(Data items)
==================================================
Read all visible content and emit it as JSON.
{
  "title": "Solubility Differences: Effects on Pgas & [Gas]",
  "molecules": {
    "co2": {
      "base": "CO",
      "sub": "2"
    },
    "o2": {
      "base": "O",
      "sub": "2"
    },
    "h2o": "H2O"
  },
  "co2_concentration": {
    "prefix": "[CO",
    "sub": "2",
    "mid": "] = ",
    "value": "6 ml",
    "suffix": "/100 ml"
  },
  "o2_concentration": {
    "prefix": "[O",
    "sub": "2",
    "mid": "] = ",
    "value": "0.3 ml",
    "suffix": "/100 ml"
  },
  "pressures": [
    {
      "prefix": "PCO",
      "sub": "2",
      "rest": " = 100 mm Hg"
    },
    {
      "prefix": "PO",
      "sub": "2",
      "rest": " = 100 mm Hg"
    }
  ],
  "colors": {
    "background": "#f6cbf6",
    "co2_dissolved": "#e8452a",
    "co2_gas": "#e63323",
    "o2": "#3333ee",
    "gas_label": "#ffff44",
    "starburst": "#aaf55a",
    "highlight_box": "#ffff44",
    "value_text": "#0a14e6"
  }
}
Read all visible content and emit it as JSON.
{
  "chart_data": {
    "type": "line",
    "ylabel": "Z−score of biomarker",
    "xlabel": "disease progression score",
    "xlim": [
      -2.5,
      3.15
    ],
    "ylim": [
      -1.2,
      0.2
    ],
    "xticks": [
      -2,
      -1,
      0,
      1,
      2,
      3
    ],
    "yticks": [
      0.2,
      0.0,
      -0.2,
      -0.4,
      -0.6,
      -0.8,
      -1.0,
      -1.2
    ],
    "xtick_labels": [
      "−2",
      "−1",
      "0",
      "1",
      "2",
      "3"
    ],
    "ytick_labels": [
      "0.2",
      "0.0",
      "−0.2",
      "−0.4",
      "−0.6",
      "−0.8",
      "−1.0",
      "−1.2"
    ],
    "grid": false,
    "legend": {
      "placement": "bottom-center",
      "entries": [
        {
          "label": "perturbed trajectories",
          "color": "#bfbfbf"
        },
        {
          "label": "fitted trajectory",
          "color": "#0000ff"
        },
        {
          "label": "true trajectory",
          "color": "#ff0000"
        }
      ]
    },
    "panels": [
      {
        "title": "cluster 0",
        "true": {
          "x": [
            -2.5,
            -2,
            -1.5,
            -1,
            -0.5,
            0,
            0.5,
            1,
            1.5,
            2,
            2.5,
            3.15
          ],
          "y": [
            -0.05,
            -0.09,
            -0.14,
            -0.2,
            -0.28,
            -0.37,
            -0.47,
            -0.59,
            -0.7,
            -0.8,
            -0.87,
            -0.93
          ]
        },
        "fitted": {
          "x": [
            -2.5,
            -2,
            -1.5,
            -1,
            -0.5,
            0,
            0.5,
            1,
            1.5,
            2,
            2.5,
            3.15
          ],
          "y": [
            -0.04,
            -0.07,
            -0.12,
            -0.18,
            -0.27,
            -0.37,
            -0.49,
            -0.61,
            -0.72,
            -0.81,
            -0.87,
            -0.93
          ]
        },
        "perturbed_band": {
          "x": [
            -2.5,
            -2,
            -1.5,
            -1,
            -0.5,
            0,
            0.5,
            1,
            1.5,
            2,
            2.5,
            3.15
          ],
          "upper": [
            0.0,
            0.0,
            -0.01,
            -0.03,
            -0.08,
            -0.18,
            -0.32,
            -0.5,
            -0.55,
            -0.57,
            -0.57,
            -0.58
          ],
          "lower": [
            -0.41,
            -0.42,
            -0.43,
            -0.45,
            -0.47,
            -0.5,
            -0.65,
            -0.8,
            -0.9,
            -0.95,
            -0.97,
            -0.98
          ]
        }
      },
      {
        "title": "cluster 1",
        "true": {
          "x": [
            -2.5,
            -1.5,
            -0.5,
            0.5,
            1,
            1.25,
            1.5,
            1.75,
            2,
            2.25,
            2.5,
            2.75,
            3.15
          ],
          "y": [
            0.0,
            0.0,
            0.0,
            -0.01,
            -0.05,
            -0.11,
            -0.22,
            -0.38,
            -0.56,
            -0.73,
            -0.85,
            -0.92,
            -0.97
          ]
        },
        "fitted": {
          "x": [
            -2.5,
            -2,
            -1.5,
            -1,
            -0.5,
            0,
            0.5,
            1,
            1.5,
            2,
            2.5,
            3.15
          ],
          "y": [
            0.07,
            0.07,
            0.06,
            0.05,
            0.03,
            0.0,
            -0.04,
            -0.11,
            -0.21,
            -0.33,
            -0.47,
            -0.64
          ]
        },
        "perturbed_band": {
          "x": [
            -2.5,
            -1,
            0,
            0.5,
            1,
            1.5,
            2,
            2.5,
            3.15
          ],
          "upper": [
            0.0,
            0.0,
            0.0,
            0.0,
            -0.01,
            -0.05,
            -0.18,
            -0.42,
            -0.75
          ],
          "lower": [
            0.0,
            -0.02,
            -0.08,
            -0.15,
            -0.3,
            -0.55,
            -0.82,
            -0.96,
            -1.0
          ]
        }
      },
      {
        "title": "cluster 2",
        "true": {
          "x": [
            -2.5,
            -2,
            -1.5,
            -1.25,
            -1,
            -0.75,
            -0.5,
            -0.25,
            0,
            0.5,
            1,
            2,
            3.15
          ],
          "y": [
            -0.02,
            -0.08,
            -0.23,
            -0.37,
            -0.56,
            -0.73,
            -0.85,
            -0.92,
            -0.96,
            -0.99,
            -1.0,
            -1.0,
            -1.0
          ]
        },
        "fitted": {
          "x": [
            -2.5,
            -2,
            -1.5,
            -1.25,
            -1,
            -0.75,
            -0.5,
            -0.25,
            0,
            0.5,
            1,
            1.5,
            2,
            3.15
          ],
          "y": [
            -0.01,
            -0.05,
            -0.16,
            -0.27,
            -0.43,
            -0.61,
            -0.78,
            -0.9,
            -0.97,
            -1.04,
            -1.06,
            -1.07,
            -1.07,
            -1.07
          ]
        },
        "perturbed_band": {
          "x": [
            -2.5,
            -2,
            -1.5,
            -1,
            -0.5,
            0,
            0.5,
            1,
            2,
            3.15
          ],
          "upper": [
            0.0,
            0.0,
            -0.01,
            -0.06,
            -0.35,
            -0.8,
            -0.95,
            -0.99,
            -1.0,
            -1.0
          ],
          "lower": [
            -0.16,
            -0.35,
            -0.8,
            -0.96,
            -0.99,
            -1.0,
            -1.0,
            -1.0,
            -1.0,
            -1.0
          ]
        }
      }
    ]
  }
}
==================================================
Requirement: Transcribe each entry exactly.

Solution below:
Read all visible content and emit it as JSON.
{
  "title": "Solubility Differences: Effects on Pgas & [Gas]",
  "molecules": {
    "co2": {
      "base": "CO",
      "sub": "2"
    },
    "o2": {
      "base": "O",
      "sub": "2"
    },
    "h2o": "H2O"
  },
  "co2_concentration": {
    "prefix": "[CO",
    "sub": "2",
    "mid": "] = ",
    "value": "6 ml",
    "suffix": "/100 ml"
  },
  "o2_concentration": {
    "prefix": "[O",
    "sub": "2",
    "mid": "] = ",
    "value": "0.3 ml",
    "suffix": "/100 ml"
  },
  "pressures": [
    {
      "prefix": "PCO",
      "sub": "2",
      "rest": " = 100 mm Hg"
    },
    {
      "prefix": "PO",
      "sub": "2",
      "rest": " = 100 mm Hg"
    }
  ],
  "colors": {
    "background": "#f6cbf6",
    "co2_dissolved": "#e8452a",
    "co2_gas": "#e63323",
    "o2": "#3333ee",
    "gas_label": "#ffff44",
    "starburst": "#aaf55a",
    "highlight_box": "#ffff44",
    "value_text": "#0a14e6"
  }
}
Read all visible content and emit it as JSON.
{
  "chart_data": {
    "type": "line",
    "ylabel": "Z−score of biomarker",
    "xlabel": "disease progression score",
    "xlim": [
      -2.5,
      3.15
    ],
    "ylim": [
      -1.2,
      0.2
    ],
    "xticks": [
      -2,
      -1,
      0,
      1,
      2,
      3
    ],
    "yticks": [
      0.2,
      0.0,
      -0.2,
      -0.4,
      -0.6,
      -0.8,
      -1.0,
      -1.2
    ],
    "xtick_labels": [
      "−2",
      "−1",
      "0",
      "1",
      "2",
      "3"
    ],
    "ytick_labels": [
      "0.2",
      "0.0",
      "−0.2",
      "−0.4",
      "−0.6",
      "−0.8",
      "−1.0",
      "−1.2"
    ],
    "grid": false,
    "legend": {
      "placement": "bottom-center",
      "entries": [
        {
          "label": "perturbed trajectories",
          "color": "#bfbfbf"
        },
        {
          "label": "fitted trajectory",
          "color": "#0000ff"
        },
        {
          "label": "true trajectory",
          "color": "#ff0000"
        }
      ]
    },
    "panels": [
      {
        "title": "cluster 0",
        "true": {
          "x": [
            -2.5,
            -2,
            -1.5,
            -1,
            -0.5,
            0,
            0.5,
            1,
            1.5,
            2,
            2.5,
            3.15
          ],
          "y": [
            -0.05,
            -0.09,
            -0.14,
            -0.2,
            -0.28,
            -0.37,
            -0.47,
            -0.59,
            -0.7,
            -0.8,
            -0.87,
            -0.93
          ]
        },
        "fitted": {
          "x": [
            -2.5,
            -2,
            -1.5,
            -1,
            -0.5,
            0,
            0.5,
            1,
            1.5,
            2,
            2.5,
            3.15
          ],
          "y": [
            -0.04,
            -0.07,
            -0.12,
            -0.18,
            -0.27,
            -0.37,
            -0.49,
            -0.61,
            -0.72,
            -0.81,
            -0.87,
            -0.93
          ]
        },
        "perturbed_band": {
          "x": [
            -2.5,
            -2,
            -1.5,
            -1,
            -0.5,
            0,
            0.5,
            1,
            1.5,
            2,
            2.5,
            3.15
          ],
          "upper": [
            0.0,
            0.0,
            -0.01,
            -0.03,
            -0.08,
            -0.18,
            -0.32,
            -0.5,
            -0.55,
            -0.57,
            -0.57,
            -0.58
          ],
          "lower": [
            -0.41,
            -0.42,
            -0.43,
            -0.45,
            -0.47,
            -0.5,
            -0.65,
            -0.8,
            -0.9,
            -0.95,
            -0.97,
            -0.98
          ]
        }
      },
      {
        "title": "cluster 1",
        "true": {
          "x": [
            -2.5,
            -1.5,
            -0.5,
            0.5,
            1,
            1.25,
            1.5,
            1.75,
            2,
            2.25,
            2.5,
            2.75,
            3.15
          ],
          "y": [
            0.0,
            0.0,
            0.0,
            -0.01,
            -0.05,
            -0.11,
            -0.22,
            -0.38,
            -0.56,
            -0.73,
            -0.85,
            -0.92,
            -0.97
          ]
        },
        "fitted": {
          "x": [
            -2.5,
            -2,
            -1.5,
            -1,
            -0.5,
            0,
            0.5,
            1,
            1.5,
            2,
            2.5,
            3.15
          ],
          "y": [
            0.07,
            0.07,
            0.06,
            0.05,
            0.03,
            0.0,
            -0.04,
            -0.11,
            -0.21,
            -0.33,
            -0.47,
            -0.64
          ]
        },
        "perturbed_band": {
          "x": [
            -2.5,
            -1,
            0,
            0.5,
            1,
            1.5,
            2,
            2.5,
            3.15
          ],
          "upper": [
            0.0,
            0.0,
            0.0,
            0.0,
            -0.01,
            -0.05,
            -0.18,
            -0.42,
            -0.75
          ],
          "lower": [
            0.0,
            -0.02,
            -0.08,
            -0.15,
            -0.3,
            -0.55,
            -0.82,
            -0.96,
            -1.0
          ]
        }
      },
      {
        "title": "cluster 2",
        "true": {
          "x": [
            -2.5,
            -2,
            -1.5,
            -1.25,
            -1,
            -0.75,
            -0.5,
            -0.25,
            0,
            0.5,
            1,
            2,
            3.15
          ],
          "y": [
            -0.02,
            -0.08,
            -0.23,
            -0.37,
            -0.56,
            -0.73,
            -0.85,
            -0.92,
            -0.96,
            -0.99,
            -1.0,
            -1.0,
            -1.0
          ]
        },
        "fitted": {
          "x": [
            -2.5,
            -2,
            -1.5,
            -1.25,
            -1,
            -0.75,
            -0.5,
            -0.25,
            0,
            0.5,
            1,
            1.5,
            2,
            3.15
          ],
          "y": [
            -0.01,
            -0.05,
            -0.16,
            -0.27,
            -0.43,
            -0.61,
            -0.78,
            -0.9,
            -0.97,
            -1.04,
            -1.06,
            -1.07,
            -1.07,
            -1.07
          ]
        },
        "perturbed_band": {
          "x": [
            -2.5,
            -2,
            -1.5,
            -1,
            -0.5,
            0,
            0.5,
            1,
            2,
            3.15
          ],
          "upper": [
            0.0,
            0.0,
            -0.01,
            -0.06,
            -0.35,
            -0.8,
            -0.95,
            -0.99,
            -1.0,
            -1.0
          ],
          "lower": [
            -0.16,
            -0.35,
            -0.8,
            -0.96,
            -0.99,
            -1.0,
            -1.0,
            -1.0,
            -1.0,
            -1.0
          ]
        }
      }
    ]
  }
}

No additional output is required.